TASK PROMPT >>
Quote the entries word for word. Omit the pictures.

==*==

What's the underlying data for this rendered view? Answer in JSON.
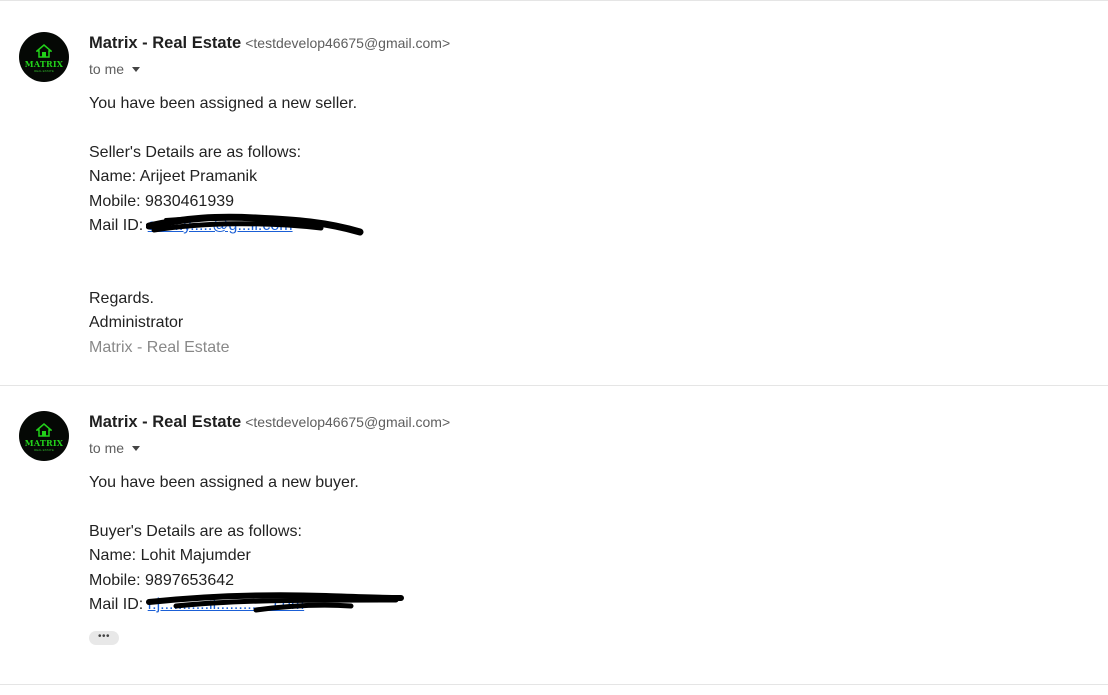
{
  "messages": [
    {
      "sender_name": "Matrix - Real Estate",
      "sender_email": "<testdevelop46675@gmail.com>",
      "recipient_label": "to me",
      "avatar_text": "MATRIX",
      "avatar_subtext": "REAL ESTATE",
      "body": {
        "intro": "You have been assigned a new seller.",
        "details_heading": "Seller's Details are as follows:",
        "name": "Name: Arijeet Pramanik",
        "mobile": "Mobile: 9830461939",
        "mail_label": "Mail ID:",
        "mail_link": "ar.....y.....@g...il.com",
        "regards": "Regards.",
        "signer": "Administrator",
        "signature_org": "Matrix - Real Estate"
      }
    },
    {
      "sender_name": "Matrix - Real Estate",
      "sender_email": "<testdevelop46675@gmail.com>",
      "recipient_label": "to me",
      "avatar_text": "MATRIX",
      "avatar_subtext": "REAL ESTATE",
      "body": {
        "intro": "You have been assigned a new buyer.",
        "details_heading": "Buyer's Details are as follows:",
        "name": "Name: Lohit Majumder",
        "mobile": "Mobile: 9897653642",
        "mail_label": "Mail ID:",
        "mail_link": "r.j...........il.............com"
      },
      "show_trimmed_content_label": "•••"
    }
  ],
  "colors": {
    "link": "#1a5fd6",
    "logo_green": "#22d11a",
    "avatar_bg": "#050805"
  },
  "icons": [
    "matrix-logo-icon",
    "chevron-down-icon",
    "more-icon"
  ]
}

==*==

EXERCISE RESULT >>
What's the underlying data for this rendered view? Answer in JSON.
{
  "messages": [
    {
      "sender_name": "Matrix - Real Estate",
      "sender_email": "<testdevelop46675@gmail.com>",
      "recipient_label": "to me",
      "avatar_text": "MATRIX",
      "avatar_subtext": "REAL ESTATE",
      "body": {
        "intro": "You have been assigned a new seller.",
        "details_heading": "Seller's Details are as follows:",
        "name": "Name: Arijeet Pramanik",
        "mobile": "Mobile: 9830461939",
        "mail_label": "Mail ID:",
        "mail_link": "ar.....y.....@g...il.com",
        "regards": "Regards.",
        "signer": "Administrator",
        "signature_org": "Matrix - Real Estate"
      }
    },
    {
      "sender_name": "Matrix - Real Estate",
      "sender_email": "<testdevelop46675@gmail.com>",
      "recipient_label": "to me",
      "avatar_text": "MATRIX",
      "avatar_subtext": "REAL ESTATE",
      "body": {
        "intro": "You have been assigned a new buyer.",
        "details_heading": "Buyer's Details are as follows:",
        "name": "Name: Lohit Majumder",
        "mobile": "Mobile: 9897653642",
        "mail_label": "Mail ID:",
        "mail_link": "r.j...........il.............com"
      },
      "show_trimmed_content_label": "•••"
    }
  ],
  "colors": {
    "link": "#1a5fd6",
    "logo_green": "#22d11a",
    "avatar_bg": "#050805"
  },
  "icons": [
    "matrix-logo-icon",
    "chevron-down-icon",
    "more-icon"
  ]
}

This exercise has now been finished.